= PROBLEM STATEMENT =
Copy the data that follows, character for character, minus the pictures.

= EXERCISE DATA =
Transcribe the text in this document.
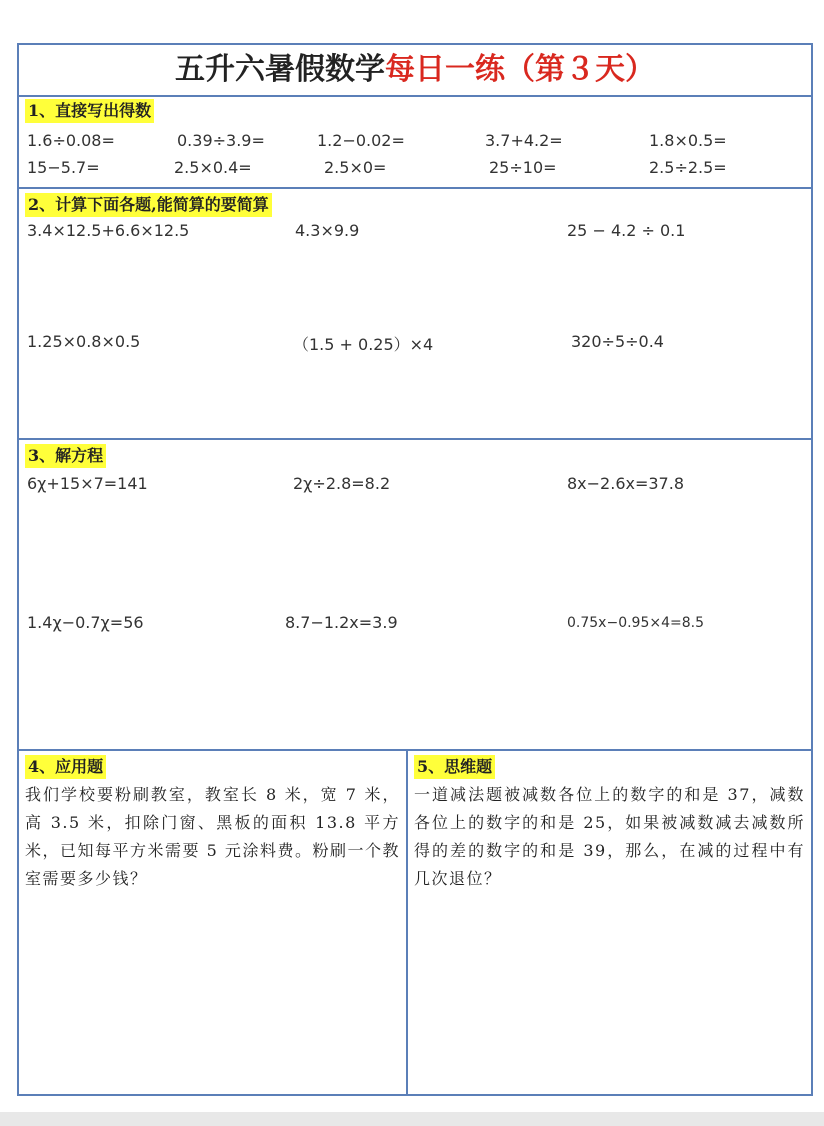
五升六暑假数学每日一练（第３天）
1、直接写出得数
1.6÷0.08=	0.39÷3.9=	1.2−0.02=	3.7+4.2=	1.8×0.5=
15−5.7=	2.5×0.4=	2.5×0=	25÷10=	2.5÷2.5=
2、计算下面各题,能简算的要简算
3.4×12.5+6.6×12.5	4.3×9.9	25 − 4.2 ÷ 0.1
1.25×0.8×0.5	（1.5 + 0.25）×4	320÷5÷0.4
3、解方程
6χ+15×7=141	2χ÷2.8=8.2	8x−2.6x=37.8
1.4χ−0.7χ=56	8.7−1.2x=3.9	0.75x−0.95×4=8.5
4、应用题
我们学校要粉刷教室，教室长 8 米，宽 7 米，高 3.5 米，扣除门窗、黑板的面积 13.8 平方米，已知每平方米需要 5 元涂料费。粉刷一个教室需要多少钱？
5、思维题
一道减法题被减数各位上的数字的和是 37，减数各位上的数字的和是 25，如果被减数减去减数所得的差的数字的和是 39，那么，在减的过程中有几次退位？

= EXERCISE ANSWER =
Transcribe the text in this document.
五升六暑假数学每日一练（第３天）
1、直接写出得数
1.6÷0.08=	0.39÷3.9=	1.2−0.02=	3.7+4.2=	1.8×0.5=
15−5.7=	2.5×0.4=	2.5×0=	25÷10=	2.5÷2.5=
2、计算下面各题,能简算的要简算
3.4×12.5+6.6×12.5	4.3×9.9	25 − 4.2 ÷ 0.1
1.25×0.8×0.5	（1.5 + 0.25）×4	320÷5÷0.4
3、解方程
6χ+15×7=141	2χ÷2.8=8.2	8x−2.6x=37.8
1.4χ−0.7χ=56	8.7−1.2x=3.9	0.75x−0.95×4=8.5
4、应用题
我们学校要粉刷教室，教室长 8 米，宽 7 米，高 3.5 米，扣除门窗、黑板的面积 13.8 平方米，已知每平方米需要 5 元涂料费。粉刷一个教室需要多少钱？
5、思维题
一道减法题被减数各位上的数字的和是 37，减数各位上的数字的和是 25，如果被减数减去减数所得的差的数字的和是 39，那么，在减的过程中有几次退位？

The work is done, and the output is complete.